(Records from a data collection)
____

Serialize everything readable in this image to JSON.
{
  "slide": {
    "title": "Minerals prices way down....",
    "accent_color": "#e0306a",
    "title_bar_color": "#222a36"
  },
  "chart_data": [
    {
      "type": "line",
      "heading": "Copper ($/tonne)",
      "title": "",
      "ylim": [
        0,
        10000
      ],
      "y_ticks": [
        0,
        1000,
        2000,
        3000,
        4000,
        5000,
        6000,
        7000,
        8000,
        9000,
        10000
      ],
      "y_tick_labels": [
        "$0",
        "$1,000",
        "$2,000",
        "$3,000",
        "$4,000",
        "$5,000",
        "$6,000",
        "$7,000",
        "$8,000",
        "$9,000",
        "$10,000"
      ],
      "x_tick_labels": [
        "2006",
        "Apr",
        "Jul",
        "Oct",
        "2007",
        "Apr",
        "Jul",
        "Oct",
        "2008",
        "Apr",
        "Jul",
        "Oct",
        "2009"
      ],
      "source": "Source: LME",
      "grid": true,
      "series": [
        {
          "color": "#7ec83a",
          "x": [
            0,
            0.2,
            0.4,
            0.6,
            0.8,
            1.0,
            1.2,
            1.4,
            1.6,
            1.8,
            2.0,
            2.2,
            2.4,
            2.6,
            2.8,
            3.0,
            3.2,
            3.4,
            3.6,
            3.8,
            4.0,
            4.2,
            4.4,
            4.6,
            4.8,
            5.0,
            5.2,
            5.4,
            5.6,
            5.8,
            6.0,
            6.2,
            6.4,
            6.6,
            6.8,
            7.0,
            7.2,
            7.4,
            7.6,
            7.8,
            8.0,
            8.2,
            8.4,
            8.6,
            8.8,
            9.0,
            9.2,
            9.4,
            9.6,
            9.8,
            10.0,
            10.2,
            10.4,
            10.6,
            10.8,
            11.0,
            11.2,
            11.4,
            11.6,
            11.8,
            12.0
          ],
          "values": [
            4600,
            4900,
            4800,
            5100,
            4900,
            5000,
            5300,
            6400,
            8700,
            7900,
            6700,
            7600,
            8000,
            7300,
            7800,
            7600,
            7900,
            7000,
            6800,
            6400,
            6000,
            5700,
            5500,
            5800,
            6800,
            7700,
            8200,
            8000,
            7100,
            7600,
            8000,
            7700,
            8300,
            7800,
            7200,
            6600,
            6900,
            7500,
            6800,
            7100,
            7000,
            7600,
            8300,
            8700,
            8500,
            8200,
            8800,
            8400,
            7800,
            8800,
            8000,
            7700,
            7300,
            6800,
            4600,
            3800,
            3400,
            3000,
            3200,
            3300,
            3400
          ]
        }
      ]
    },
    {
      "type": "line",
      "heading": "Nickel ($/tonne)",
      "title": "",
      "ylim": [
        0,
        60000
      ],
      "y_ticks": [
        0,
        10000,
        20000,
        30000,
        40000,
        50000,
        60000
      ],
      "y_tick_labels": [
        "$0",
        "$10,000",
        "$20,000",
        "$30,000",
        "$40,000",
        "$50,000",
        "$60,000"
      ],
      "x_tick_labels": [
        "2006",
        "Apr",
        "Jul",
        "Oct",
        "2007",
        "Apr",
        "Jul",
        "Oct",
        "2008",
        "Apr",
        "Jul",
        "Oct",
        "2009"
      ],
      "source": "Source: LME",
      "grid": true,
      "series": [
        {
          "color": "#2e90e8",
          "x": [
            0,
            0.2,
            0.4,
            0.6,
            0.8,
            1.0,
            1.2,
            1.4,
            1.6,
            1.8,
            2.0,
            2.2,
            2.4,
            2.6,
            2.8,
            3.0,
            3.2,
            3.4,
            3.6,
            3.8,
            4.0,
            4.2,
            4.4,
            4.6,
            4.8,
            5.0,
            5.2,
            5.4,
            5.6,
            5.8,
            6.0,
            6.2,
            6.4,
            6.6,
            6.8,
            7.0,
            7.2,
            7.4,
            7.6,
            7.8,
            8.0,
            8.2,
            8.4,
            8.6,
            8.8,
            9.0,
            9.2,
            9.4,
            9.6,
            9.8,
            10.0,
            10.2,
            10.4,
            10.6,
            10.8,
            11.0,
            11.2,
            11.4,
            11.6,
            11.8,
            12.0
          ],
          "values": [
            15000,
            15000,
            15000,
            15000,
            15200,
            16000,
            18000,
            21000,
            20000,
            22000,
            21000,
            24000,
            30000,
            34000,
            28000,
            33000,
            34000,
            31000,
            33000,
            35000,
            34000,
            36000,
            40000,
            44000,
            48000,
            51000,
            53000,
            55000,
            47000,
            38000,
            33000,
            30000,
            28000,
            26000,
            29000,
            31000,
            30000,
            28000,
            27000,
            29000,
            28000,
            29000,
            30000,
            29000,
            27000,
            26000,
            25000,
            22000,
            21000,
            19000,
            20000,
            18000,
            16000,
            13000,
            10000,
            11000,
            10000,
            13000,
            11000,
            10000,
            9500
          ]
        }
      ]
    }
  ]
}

____

Goal of the exercise
Scan the material above. Copy each line where "tonne" occurs.

Finished exercise
      "heading": "Copper ($/tonne)",
      "heading": "Nickel ($/tonne)",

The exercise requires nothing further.